- **Provided data**
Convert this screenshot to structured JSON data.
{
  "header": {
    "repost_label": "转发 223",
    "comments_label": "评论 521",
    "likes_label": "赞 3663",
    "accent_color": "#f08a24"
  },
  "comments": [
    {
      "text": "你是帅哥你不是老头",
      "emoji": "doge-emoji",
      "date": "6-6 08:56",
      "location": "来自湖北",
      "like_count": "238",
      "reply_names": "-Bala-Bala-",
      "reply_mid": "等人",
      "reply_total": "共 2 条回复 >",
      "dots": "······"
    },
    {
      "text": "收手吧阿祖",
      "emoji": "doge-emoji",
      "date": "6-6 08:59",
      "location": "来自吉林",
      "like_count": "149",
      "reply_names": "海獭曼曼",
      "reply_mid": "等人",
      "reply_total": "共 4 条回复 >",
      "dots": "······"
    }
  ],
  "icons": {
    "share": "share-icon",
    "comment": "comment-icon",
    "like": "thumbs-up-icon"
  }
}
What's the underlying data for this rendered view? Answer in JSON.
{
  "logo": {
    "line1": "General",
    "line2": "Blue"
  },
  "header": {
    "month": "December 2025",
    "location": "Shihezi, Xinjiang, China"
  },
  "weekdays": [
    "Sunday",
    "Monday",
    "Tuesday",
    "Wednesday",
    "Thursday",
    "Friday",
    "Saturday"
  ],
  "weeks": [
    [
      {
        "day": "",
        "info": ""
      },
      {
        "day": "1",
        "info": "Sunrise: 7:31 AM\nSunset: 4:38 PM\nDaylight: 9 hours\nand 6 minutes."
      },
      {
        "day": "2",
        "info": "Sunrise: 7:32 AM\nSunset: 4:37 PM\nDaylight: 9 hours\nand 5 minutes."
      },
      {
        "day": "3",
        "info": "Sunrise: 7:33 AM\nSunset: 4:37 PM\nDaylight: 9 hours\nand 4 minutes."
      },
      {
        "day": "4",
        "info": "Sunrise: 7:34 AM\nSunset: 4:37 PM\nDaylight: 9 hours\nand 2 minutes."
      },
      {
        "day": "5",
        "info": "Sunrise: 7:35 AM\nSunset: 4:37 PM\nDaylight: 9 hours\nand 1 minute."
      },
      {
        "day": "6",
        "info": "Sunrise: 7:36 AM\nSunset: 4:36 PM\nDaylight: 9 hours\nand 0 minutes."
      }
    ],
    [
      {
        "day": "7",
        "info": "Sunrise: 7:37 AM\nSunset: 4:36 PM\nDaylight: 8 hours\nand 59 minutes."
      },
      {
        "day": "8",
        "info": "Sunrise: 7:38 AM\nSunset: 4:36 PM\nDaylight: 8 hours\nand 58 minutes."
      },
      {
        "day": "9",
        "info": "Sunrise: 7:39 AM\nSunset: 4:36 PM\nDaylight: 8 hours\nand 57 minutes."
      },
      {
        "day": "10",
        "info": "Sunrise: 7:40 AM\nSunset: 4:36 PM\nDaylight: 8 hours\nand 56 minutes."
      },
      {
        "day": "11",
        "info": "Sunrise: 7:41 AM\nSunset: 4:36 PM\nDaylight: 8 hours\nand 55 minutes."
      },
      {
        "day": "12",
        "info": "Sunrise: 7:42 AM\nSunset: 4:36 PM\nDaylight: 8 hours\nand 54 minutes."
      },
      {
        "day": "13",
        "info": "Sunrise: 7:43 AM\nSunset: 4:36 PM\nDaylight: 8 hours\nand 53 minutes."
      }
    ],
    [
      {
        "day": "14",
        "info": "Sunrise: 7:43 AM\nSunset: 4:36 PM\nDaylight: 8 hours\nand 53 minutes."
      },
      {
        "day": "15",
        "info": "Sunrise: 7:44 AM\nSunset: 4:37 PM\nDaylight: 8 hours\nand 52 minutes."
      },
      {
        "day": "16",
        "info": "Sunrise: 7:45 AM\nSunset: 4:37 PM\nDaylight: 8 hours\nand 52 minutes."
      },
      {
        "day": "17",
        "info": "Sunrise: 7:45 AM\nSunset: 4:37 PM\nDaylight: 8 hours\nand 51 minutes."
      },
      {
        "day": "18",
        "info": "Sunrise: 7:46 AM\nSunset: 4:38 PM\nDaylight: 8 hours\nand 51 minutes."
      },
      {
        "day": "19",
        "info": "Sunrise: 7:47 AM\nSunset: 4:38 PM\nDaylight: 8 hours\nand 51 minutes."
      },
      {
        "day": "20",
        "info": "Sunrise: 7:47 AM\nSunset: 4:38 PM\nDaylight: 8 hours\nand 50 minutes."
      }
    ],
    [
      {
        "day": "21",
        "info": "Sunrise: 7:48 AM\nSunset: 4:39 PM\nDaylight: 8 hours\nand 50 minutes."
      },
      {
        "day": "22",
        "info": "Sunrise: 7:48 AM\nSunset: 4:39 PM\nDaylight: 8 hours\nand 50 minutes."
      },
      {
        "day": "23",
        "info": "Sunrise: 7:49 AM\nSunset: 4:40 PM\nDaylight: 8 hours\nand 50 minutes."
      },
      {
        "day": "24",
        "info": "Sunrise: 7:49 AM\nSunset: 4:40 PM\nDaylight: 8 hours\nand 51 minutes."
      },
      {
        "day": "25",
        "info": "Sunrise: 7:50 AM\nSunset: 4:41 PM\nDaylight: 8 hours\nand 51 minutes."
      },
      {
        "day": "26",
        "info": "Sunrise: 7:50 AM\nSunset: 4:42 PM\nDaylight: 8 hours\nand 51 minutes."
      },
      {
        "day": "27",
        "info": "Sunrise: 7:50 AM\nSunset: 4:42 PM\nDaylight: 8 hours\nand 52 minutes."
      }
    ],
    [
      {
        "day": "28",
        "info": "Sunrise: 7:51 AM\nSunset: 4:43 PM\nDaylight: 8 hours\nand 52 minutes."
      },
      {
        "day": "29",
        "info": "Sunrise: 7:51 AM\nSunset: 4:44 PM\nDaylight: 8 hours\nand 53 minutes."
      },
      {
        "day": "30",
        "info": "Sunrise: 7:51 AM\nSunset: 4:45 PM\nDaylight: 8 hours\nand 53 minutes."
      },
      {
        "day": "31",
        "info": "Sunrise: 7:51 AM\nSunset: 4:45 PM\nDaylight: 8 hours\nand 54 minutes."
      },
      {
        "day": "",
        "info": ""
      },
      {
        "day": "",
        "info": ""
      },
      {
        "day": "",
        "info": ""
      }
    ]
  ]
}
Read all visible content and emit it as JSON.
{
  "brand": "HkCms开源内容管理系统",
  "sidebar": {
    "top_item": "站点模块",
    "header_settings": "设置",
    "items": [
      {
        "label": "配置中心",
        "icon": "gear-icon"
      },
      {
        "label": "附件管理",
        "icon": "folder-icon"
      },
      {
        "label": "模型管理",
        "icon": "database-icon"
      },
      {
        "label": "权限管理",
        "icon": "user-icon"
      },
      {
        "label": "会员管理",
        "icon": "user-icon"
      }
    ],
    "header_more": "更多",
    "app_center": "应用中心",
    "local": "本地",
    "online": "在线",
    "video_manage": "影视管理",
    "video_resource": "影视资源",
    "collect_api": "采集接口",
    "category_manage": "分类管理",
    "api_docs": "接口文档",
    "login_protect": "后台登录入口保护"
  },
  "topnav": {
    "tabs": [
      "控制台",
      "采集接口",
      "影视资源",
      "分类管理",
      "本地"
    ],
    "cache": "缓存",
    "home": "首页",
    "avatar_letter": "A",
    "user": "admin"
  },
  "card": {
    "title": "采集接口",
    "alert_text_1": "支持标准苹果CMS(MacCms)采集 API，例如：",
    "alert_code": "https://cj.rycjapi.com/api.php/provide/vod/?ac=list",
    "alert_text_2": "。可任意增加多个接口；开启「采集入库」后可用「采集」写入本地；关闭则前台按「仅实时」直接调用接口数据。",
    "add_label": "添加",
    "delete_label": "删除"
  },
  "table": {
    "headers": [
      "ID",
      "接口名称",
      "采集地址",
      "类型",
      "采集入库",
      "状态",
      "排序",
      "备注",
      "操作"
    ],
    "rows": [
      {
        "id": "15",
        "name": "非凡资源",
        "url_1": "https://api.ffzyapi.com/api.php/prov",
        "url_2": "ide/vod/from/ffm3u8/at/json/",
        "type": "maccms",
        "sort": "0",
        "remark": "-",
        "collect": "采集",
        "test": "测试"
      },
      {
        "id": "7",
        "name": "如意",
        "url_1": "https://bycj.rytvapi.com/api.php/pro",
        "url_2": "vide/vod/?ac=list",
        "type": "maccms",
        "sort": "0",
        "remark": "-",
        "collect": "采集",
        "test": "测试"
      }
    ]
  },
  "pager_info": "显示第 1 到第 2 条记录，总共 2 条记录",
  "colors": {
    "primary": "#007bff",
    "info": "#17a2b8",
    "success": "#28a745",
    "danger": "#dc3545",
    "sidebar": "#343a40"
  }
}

- **Aim**
Which lines of the material contain the string "location"? List each of them.

- **Correct answer**
      "location": "来自湖北",
      "location": "来自吉林",
    "location": "Shihezi, Xinjiang, China"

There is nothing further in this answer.